[WHAT IS REQUIRED]
Please print the items from the very beginning through the line containing "korean-line: 2.제 이름은", inclusive. Copy every line character for character.
........
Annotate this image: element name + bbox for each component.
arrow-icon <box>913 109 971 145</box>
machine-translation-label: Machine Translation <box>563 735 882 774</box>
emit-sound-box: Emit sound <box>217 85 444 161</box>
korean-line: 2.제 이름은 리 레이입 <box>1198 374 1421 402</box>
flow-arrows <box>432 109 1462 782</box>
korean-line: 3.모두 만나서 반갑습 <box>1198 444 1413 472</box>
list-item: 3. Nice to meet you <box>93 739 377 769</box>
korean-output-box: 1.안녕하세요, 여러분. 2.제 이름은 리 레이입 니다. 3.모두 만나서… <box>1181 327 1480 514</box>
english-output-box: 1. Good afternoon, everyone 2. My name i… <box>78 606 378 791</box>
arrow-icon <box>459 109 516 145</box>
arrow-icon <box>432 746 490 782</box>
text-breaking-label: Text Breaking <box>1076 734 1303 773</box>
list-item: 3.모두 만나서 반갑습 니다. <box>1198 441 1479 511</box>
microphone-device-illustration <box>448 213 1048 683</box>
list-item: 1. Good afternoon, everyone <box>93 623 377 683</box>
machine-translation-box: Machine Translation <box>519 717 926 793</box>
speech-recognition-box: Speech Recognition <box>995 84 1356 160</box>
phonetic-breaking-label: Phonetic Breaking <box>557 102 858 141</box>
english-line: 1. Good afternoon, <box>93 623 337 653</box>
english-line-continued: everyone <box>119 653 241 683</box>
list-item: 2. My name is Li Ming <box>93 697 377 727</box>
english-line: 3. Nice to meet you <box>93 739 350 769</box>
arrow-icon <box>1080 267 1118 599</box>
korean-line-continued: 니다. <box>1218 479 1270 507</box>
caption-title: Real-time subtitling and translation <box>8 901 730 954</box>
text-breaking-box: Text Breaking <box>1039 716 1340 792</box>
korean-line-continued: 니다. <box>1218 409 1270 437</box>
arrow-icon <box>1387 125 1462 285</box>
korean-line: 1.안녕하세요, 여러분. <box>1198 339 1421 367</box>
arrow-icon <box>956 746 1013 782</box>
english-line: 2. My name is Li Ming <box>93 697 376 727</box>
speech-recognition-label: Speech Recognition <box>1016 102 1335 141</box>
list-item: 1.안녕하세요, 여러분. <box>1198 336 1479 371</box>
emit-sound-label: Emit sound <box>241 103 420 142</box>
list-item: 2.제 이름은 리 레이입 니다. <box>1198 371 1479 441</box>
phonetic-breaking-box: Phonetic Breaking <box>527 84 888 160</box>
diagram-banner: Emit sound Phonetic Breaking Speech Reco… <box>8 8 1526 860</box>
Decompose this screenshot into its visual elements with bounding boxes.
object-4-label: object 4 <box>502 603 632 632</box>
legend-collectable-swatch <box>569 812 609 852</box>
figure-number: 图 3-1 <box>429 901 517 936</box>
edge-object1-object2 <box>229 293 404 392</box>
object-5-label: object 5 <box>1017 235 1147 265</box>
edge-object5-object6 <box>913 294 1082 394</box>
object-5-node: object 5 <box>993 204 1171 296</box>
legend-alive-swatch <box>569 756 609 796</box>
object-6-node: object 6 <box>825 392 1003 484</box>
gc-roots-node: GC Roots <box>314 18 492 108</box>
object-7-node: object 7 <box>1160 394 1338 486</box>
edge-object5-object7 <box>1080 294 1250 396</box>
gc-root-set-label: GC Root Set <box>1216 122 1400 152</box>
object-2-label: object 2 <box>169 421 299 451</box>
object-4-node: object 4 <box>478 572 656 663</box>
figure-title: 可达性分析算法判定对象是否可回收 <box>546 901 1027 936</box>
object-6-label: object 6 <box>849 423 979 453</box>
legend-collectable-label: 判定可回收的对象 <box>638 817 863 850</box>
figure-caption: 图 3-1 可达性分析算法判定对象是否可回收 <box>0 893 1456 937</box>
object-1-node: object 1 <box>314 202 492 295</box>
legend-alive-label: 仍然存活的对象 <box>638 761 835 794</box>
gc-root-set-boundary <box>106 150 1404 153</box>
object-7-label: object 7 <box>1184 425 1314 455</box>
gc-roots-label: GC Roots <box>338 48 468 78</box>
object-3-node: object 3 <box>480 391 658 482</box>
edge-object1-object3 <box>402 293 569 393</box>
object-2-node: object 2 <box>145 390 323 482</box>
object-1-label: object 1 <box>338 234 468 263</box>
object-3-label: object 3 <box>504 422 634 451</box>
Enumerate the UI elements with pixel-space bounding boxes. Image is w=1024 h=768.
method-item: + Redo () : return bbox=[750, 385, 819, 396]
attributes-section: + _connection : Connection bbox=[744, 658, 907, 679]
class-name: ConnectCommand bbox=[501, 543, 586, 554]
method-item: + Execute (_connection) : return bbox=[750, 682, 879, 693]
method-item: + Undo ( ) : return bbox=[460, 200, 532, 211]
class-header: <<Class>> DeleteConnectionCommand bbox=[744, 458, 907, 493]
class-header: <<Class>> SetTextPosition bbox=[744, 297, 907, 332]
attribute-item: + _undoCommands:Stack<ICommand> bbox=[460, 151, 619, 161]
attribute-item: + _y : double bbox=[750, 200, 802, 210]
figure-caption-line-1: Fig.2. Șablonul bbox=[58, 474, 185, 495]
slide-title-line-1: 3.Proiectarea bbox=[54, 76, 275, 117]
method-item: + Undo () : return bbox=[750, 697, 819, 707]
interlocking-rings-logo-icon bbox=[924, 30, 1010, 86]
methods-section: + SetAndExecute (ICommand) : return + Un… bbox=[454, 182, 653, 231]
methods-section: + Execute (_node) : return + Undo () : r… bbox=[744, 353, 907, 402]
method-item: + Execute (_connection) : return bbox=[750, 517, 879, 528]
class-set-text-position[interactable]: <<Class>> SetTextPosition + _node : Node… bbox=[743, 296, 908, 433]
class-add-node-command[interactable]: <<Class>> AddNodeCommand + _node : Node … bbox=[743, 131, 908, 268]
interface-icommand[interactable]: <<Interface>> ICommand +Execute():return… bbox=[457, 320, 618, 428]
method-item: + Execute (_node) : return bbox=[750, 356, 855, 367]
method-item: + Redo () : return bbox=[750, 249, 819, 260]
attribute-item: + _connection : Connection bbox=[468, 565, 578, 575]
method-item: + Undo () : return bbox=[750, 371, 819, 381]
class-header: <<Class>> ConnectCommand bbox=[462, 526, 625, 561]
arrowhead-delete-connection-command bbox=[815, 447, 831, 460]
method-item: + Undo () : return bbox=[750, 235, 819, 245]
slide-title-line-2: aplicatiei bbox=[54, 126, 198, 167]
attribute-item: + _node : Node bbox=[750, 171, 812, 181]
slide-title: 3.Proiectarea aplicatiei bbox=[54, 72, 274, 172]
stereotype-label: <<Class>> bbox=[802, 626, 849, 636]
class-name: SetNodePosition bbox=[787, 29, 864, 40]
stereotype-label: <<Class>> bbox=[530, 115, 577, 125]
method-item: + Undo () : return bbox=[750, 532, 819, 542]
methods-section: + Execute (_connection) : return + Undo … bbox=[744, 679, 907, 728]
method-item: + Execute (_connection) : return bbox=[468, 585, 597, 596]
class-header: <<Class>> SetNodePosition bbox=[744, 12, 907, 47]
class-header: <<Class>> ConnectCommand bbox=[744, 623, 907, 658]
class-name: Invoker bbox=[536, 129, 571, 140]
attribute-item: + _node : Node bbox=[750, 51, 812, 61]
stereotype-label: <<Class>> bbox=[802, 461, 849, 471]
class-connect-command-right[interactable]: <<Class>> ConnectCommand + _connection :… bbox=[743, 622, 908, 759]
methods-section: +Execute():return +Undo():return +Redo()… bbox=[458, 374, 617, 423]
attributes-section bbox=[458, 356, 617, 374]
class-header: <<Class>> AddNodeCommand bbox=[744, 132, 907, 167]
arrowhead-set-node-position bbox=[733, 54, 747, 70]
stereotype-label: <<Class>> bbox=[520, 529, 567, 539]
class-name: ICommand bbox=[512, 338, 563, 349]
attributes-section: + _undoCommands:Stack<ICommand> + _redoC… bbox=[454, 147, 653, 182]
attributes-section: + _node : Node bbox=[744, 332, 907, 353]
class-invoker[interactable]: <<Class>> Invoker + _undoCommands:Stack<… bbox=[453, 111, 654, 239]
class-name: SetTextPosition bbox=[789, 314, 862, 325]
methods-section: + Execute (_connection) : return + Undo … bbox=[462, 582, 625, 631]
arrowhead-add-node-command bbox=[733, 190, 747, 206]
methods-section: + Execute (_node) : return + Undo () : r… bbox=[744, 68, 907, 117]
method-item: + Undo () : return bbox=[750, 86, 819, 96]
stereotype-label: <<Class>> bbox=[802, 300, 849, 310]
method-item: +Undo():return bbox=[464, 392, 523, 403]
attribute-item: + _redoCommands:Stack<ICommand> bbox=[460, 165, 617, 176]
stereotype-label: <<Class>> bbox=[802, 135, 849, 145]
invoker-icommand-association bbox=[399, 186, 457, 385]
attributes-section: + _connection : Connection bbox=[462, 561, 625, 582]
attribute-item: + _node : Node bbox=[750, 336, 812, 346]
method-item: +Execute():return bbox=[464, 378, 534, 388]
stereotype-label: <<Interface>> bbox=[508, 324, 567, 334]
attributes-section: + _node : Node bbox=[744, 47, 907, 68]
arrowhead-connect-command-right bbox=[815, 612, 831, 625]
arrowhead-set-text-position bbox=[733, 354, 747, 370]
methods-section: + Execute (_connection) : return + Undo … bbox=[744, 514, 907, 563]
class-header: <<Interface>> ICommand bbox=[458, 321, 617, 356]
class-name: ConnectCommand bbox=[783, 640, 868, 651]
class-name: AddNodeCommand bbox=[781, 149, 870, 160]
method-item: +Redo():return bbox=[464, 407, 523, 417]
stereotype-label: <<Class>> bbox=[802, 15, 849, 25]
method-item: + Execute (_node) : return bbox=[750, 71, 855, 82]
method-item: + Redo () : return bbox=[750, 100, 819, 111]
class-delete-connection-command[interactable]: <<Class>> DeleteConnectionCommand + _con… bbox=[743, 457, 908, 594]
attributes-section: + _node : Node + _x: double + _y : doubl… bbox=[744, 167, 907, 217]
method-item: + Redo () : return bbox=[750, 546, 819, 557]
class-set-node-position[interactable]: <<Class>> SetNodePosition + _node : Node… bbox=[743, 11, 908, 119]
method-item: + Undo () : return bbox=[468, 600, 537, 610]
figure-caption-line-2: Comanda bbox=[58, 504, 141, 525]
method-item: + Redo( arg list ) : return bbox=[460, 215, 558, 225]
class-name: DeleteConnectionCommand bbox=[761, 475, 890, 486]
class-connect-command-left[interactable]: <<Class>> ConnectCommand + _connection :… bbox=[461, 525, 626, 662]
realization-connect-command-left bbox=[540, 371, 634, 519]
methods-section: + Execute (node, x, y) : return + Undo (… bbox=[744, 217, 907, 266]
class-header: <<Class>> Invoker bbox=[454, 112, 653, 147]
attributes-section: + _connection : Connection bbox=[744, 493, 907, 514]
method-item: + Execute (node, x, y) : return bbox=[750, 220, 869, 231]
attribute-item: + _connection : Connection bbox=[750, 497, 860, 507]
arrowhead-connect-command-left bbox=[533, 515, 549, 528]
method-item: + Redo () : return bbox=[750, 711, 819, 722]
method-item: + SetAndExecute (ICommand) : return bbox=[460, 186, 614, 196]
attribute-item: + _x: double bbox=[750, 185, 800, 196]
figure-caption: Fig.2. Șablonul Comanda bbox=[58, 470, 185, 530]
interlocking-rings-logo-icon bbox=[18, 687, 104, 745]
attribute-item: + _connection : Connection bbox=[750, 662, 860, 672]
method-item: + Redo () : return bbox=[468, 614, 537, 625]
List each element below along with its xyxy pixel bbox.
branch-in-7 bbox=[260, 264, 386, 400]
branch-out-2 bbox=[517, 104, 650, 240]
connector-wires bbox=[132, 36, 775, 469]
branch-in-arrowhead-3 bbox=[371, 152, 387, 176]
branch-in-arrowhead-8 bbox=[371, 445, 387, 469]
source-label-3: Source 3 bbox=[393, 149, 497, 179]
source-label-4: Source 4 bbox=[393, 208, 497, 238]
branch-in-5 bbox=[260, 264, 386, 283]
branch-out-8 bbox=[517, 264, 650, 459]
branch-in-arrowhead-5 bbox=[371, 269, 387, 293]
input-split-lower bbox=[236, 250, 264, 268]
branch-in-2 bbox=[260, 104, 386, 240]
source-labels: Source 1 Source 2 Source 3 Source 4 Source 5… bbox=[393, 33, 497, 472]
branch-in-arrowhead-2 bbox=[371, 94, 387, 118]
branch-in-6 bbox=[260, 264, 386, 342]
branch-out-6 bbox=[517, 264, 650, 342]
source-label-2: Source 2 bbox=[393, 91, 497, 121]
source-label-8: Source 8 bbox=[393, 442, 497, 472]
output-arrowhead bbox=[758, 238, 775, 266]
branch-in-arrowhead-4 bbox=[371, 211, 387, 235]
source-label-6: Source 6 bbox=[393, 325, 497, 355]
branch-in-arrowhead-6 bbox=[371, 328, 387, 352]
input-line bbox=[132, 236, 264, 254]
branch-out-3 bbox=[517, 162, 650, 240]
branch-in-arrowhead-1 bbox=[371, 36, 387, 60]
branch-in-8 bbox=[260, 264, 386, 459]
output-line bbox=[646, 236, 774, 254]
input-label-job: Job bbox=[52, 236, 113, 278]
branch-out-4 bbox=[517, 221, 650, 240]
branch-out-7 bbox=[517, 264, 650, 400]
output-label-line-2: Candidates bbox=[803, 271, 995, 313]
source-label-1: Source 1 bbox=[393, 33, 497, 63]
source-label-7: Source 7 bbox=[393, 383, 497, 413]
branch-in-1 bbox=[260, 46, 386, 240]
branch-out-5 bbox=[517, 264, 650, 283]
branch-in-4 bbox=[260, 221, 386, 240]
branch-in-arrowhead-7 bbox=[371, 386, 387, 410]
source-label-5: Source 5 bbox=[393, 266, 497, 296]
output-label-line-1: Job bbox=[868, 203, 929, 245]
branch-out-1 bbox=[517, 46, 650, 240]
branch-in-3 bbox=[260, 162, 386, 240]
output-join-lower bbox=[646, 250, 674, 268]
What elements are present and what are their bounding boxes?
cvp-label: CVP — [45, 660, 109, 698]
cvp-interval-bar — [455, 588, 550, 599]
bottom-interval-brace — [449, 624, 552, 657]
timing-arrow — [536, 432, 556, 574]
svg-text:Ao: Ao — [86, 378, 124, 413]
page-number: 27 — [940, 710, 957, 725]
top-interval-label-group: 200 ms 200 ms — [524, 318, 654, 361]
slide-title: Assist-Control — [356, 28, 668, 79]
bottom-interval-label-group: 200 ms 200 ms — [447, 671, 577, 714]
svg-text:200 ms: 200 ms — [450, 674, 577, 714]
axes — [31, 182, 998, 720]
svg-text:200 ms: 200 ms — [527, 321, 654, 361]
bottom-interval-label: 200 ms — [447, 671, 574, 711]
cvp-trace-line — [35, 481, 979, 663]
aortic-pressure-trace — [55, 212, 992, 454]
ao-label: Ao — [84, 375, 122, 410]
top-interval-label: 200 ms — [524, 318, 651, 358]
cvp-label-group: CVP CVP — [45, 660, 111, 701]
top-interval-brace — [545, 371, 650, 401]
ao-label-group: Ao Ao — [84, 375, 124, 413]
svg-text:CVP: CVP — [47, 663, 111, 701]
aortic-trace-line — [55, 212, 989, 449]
........
[WRITTEN RESPONSE]
Annotate this image: element name + bbox for each component.
arrow-icon <box>913 109 971 145</box>
machine-translation-label: Machine Translation <box>563 735 882 774</box>
emit-sound-box: Emit sound <box>217 85 444 161</box>
korean-line: 2.제 이름은 리 레이입 <box>1198 374 1421 402</box>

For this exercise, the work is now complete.